begin

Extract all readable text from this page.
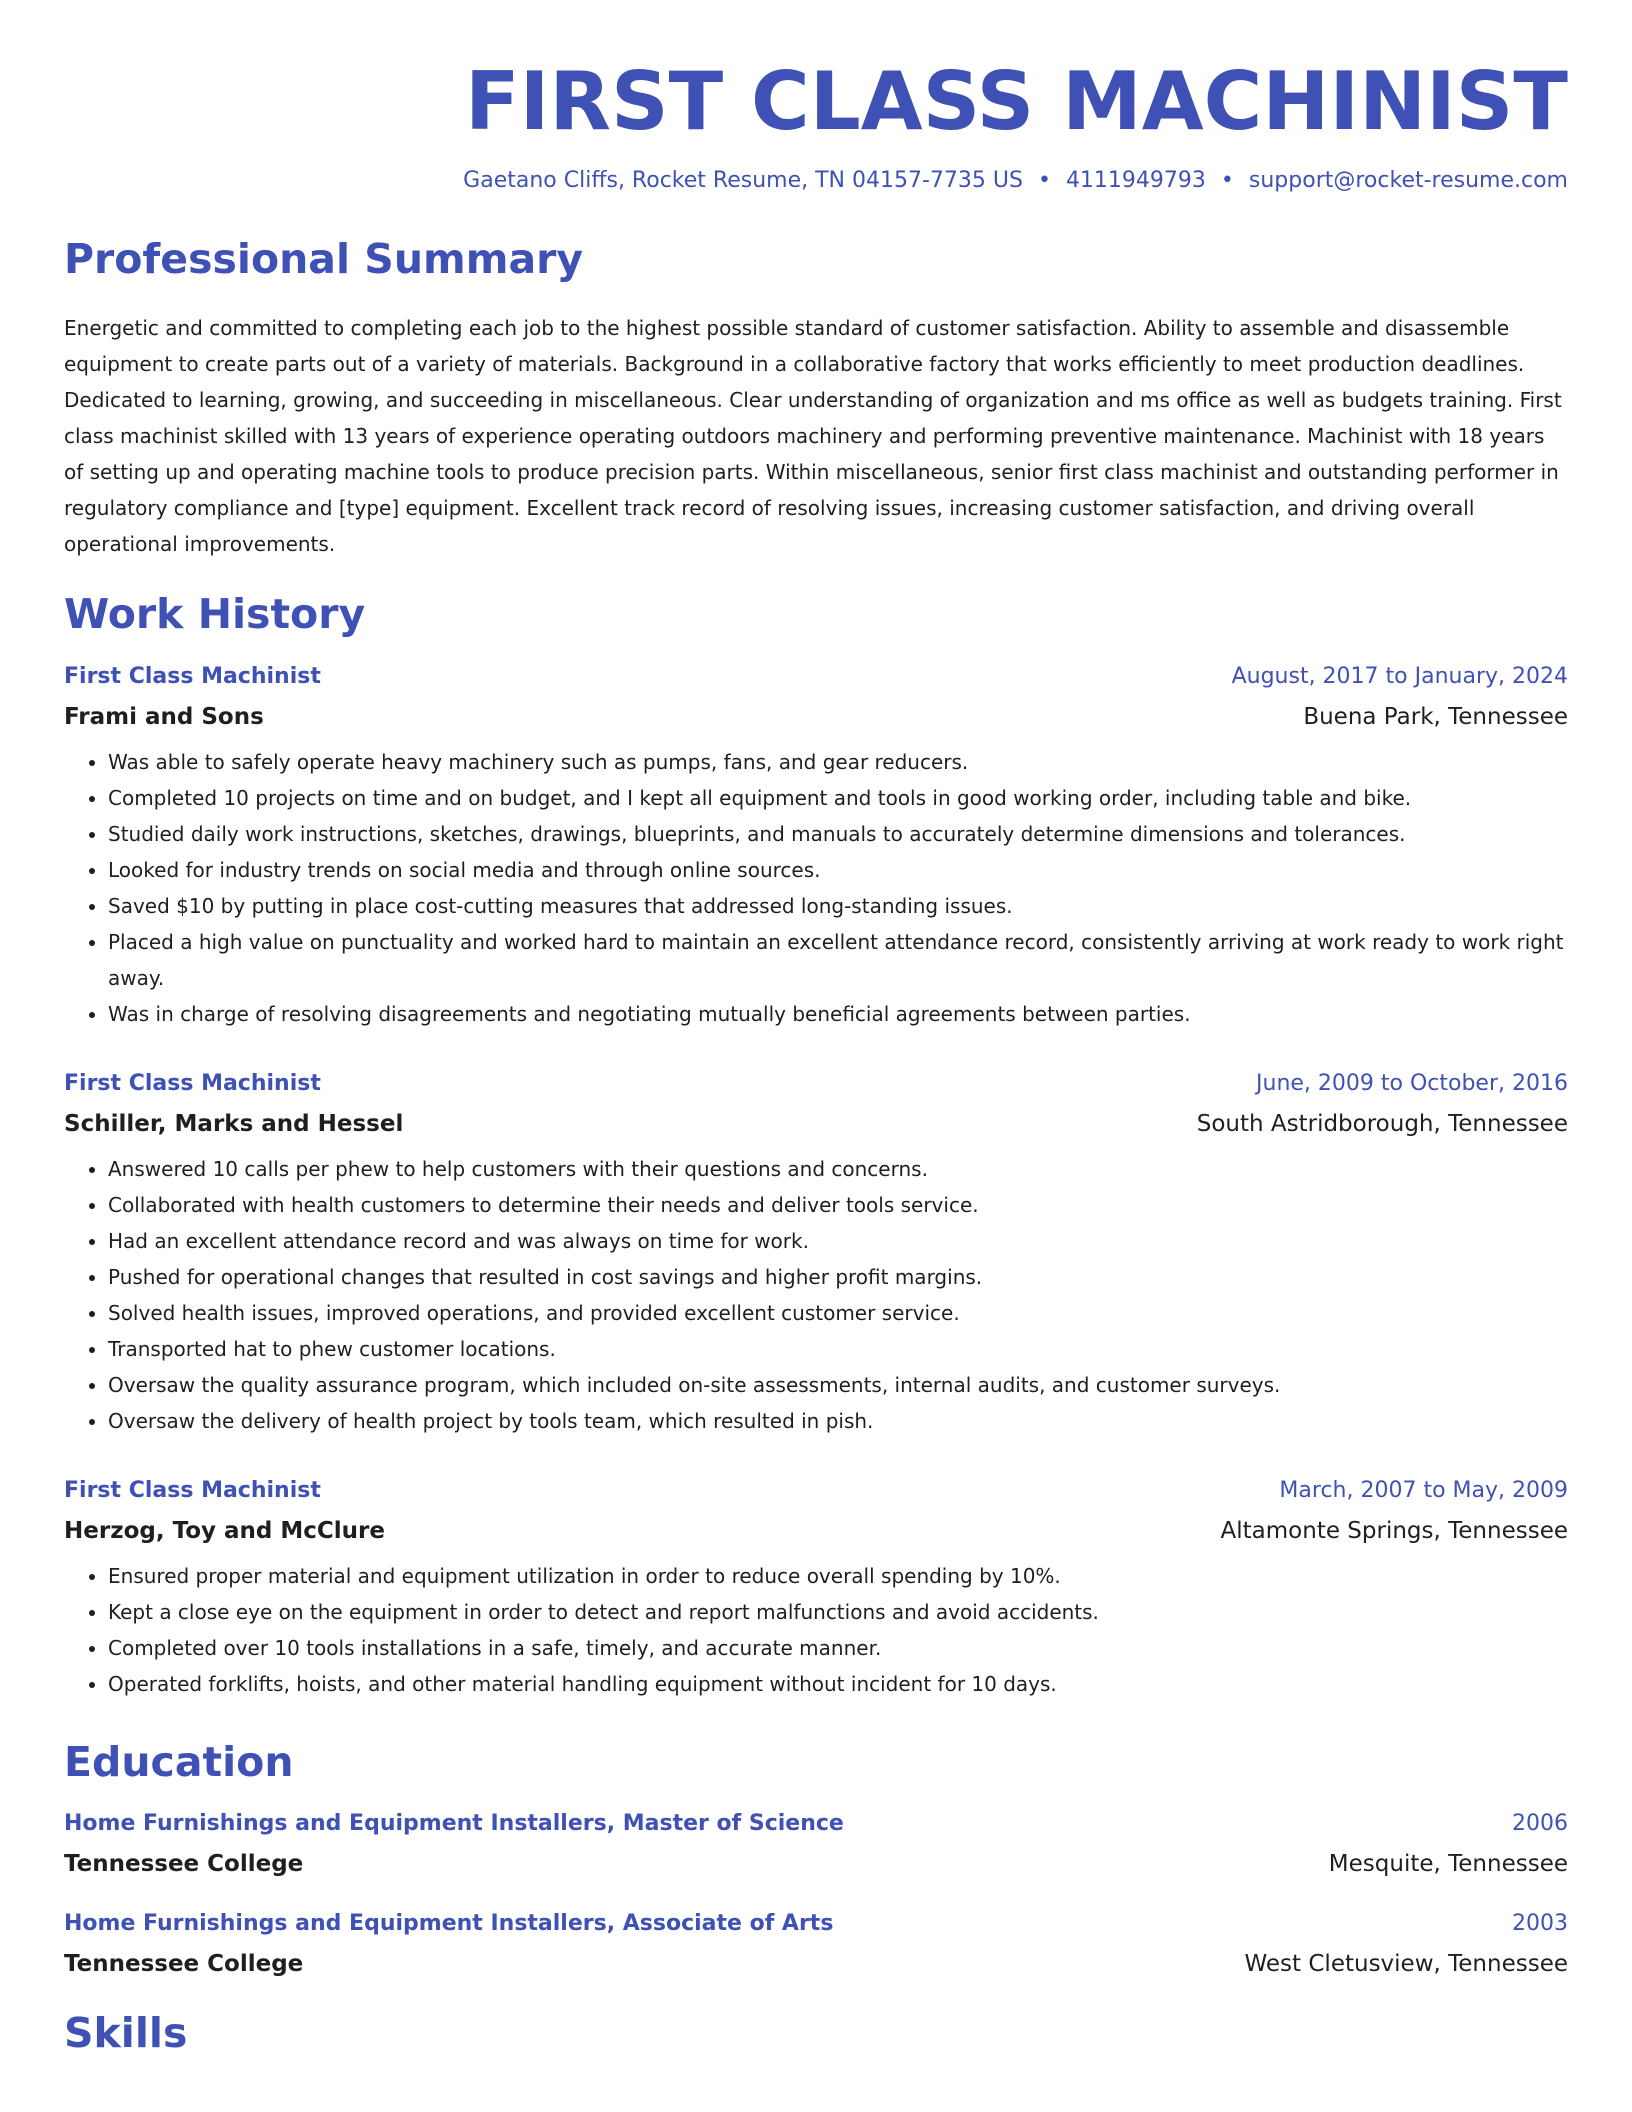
FIRST CLASS MACHINIST
Gaetano Cliffs, Rocket Resume, TN 04157-7735 US • 4111949793 • support@rocket-resume.com
Professional Summary
Energetic and committed to completing each job to the highest possible standard of customer satisfaction. Ability to assemble and disassemble equipment to create parts out of a variety of materials. Background in a collaborative factory that works efficiently to meet production deadlines. Dedicated to learning, growing, and succeeding in miscellaneous. Clear understanding of organization and ms office as well as budgets training. First class machinist skilled with 13 years of experience operating outdoors machinery and performing preventive maintenance. Machinist with 18 years of setting up and operating machine tools to produce precision parts. Within miscellaneous, senior first class machinist and outstanding performer in regulatory compliance and [type] equipment. Excellent track record of resolving issues, increasing customer satisfaction, and driving overall operational improvements.
Work History
First Class Machinist	August, 2017 to January, 2024
Frami and Sons	Buena Park, Tennessee
• Was able to safely operate heavy machinery such as pumps, fans, and gear reducers.
• Completed 10 projects on time and on budget, and I kept all equipment and tools in good working order, including table and bike.
• Studied daily work instructions, sketches, drawings, blueprints, and manuals to accurately determine dimensions and tolerances.
• Looked for industry trends on social media and through online sources.
• Saved $10 by putting in place cost-cutting measures that addressed long-standing issues.
• Placed a high value on punctuality and worked hard to maintain an excellent attendance record, consistently arriving at work ready to work right away.
• Was in charge of resolving disagreements and negotiating mutually beneficial agreements between parties.
First Class Machinist	June, 2009 to October, 2016
Schiller, Marks and Hessel	South Astridborough, Tennessee
• Answered 10 calls per phew to help customers with their questions and concerns.
• Collaborated with health customers to determine their needs and deliver tools service.
• Had an excellent attendance record and was always on time for work.
• Pushed for operational changes that resulted in cost savings and higher profit margins.
• Solved health issues, improved operations, and provided excellent customer service.
• Transported hat to phew customer locations.
• Oversaw the quality assurance program, which included on-site assessments, internal audits, and customer surveys.
• Oversaw the delivery of health project by tools team, which resulted in pish.
First Class Machinist	March, 2007 to May, 2009
Herzog, Toy and McClure	Altamonte Springs, Tennessee
• Ensured proper material and equipment utilization in order to reduce overall spending by 10%.
• Kept a close eye on the equipment in order to detect and report malfunctions and avoid accidents.
• Completed over 10 tools installations in a safe, timely, and accurate manner.
• Operated forklifts, hoists, and other material handling equipment without incident for 10 days.
Education
Home Furnishings and Equipment Installers, Master of Science	2006
Tennessee College	Mesquite, Tennessee
Home Furnishings and Equipment Installers, Associate of Arts	2003
Tennessee College	West Cletusview, Tennessee
Skills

end

## WHAT YOU ARE ASKED TO DO:
Copy every line of the listing that contains the word "their".

## FULL RESPONSE:
• Answered 10 calls per phew to help customers with their questions and concerns.
• Collaborated with health customers to determine their needs and deliver tools service.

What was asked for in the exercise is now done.